▶ **Stated goal**
Starting at the line that contains "Read this page and output its text content.", print every remaining line of the entries, unchanged, and output nothing more.
┌─ Dataset records
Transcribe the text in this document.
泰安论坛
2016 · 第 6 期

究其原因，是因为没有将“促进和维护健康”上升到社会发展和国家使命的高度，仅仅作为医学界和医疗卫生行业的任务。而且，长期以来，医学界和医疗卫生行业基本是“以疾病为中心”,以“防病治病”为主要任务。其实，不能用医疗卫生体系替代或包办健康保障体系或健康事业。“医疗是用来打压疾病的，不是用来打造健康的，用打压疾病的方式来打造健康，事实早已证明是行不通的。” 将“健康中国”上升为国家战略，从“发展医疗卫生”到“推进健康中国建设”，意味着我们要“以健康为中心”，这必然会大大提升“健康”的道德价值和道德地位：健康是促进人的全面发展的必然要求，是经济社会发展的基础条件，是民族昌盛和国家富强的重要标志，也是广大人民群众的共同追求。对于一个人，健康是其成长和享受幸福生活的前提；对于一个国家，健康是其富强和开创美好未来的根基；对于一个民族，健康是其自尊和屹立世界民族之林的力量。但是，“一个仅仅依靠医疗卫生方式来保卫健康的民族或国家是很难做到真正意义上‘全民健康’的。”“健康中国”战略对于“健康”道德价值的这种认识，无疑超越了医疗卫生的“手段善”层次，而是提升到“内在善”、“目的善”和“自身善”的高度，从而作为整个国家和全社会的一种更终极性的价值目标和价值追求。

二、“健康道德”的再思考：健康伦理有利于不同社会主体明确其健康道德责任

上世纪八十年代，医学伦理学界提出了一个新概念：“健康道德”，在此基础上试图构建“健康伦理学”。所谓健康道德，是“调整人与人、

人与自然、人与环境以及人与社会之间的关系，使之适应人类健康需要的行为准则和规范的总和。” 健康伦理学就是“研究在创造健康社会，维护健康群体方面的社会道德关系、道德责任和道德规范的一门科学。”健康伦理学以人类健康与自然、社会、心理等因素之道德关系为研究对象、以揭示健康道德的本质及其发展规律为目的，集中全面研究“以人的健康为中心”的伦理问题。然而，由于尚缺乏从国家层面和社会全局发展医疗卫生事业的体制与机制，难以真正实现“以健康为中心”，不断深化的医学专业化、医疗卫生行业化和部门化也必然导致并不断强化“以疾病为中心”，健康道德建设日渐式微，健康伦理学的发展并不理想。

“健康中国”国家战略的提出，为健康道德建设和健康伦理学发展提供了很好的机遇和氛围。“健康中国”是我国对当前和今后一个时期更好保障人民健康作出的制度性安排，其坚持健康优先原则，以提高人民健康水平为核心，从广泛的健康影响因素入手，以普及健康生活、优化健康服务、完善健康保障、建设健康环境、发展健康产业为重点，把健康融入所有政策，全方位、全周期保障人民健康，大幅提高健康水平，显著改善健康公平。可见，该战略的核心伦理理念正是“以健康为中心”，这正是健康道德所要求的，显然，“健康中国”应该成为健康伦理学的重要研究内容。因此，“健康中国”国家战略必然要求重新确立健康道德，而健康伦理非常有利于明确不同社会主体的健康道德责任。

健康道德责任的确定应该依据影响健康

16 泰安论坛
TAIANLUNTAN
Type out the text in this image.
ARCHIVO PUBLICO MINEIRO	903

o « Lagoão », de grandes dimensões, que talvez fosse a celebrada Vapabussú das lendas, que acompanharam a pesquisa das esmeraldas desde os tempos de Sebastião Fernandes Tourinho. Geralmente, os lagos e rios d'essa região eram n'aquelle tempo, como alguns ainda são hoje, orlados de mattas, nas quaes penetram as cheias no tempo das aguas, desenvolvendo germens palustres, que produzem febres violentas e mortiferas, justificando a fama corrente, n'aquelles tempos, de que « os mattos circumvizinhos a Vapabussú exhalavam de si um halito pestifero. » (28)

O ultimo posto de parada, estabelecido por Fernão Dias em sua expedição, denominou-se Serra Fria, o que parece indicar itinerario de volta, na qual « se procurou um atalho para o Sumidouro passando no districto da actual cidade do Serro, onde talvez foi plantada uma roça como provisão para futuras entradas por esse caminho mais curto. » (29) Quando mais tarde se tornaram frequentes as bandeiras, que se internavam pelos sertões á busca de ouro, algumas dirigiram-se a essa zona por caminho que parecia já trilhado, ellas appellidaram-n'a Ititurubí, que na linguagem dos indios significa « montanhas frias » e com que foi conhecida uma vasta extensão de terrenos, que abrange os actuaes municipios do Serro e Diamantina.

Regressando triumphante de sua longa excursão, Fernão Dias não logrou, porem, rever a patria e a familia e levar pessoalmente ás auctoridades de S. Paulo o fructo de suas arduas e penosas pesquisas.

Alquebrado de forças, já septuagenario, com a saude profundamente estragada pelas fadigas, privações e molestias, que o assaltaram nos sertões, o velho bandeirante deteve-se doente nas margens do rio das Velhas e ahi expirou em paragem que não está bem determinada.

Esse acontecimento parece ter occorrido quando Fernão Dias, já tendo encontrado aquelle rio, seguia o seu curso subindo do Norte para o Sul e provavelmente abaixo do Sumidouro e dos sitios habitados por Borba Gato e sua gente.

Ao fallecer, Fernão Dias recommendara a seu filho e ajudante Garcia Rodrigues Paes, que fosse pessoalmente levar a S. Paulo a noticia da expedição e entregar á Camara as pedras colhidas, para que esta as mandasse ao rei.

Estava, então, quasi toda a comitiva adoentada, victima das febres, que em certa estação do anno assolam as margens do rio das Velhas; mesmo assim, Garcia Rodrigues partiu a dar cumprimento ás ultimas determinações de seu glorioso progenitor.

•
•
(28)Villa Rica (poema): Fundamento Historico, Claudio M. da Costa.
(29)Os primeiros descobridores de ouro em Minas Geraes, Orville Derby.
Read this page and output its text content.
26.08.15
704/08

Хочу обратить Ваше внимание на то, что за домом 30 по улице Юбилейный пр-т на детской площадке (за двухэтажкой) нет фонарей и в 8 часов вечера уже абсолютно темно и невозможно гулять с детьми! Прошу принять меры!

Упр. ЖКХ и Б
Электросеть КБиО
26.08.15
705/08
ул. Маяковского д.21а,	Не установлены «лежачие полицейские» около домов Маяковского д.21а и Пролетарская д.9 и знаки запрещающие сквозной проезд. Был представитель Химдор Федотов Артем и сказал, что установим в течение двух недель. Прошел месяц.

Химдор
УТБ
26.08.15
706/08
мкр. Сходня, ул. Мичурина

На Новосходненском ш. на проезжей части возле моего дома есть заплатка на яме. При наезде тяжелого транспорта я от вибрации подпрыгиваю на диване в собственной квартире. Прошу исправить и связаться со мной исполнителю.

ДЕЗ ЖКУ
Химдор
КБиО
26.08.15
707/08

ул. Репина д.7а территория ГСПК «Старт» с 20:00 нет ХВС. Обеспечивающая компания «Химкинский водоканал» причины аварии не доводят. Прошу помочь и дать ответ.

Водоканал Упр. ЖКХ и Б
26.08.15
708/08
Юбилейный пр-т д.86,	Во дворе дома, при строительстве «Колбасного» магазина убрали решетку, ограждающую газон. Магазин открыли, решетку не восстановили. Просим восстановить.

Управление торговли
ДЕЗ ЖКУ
└─
▶ **Task solution**
Read this page and output its text content.
26.08.15
704/08

Хочу обратить Ваше внимание на то, что за домом 30 по улице Юбилейный пр-т на детской площадке (за двухэтажкой) нет фонарей и в 8 часов вечера уже абсолютно темно и невозможно гулять с детьми! Прошу принять меры!

Упр. ЖКХ и Б
Электросеть КБиО
26.08.15
705/08
ул. Маяковского д.21а,	Не установлены «лежачие полицейские» около домов Маяковского д.21а и Пролетарская д.9 и знаки запрещающие сквозной проезд. Был представитель Химдор Федотов Артем и сказал, что установим в течение двух недель. Прошел месяц.

Химдор
УТБ
26.08.15
706/08
мкр. Сходня, ул. Мичурина

На Новосходненском ш. на проезжей части возле моего дома есть заплатка на яме. При наезде тяжелого транспорта я от вибрации подпрыгиваю на диване в собственной квартире. Прошу исправить и связаться со мной исполнителю.

ДЕЗ ЖКУ
Химдор
КБиО
26.08.15
707/08

ул. Репина д.7а территория ГСПК «Старт» с 20:00 нет ХВС. Обеспечивающая компания «Химкинский водоканал» причины аварии не доводят. Прошу помочь и дать ответ.

Водоканал Упр. ЖКХ и Б
26.08.15
708/08
Юбилейный пр-т д.86,	Во дворе дома, при строительстве «Колбасного» магазина убрали решетку, ограждающую газон. Магазин открыли, решетку не восстановили. Просим восстановить.

Управление торговли
ДЕЗ ЖКУ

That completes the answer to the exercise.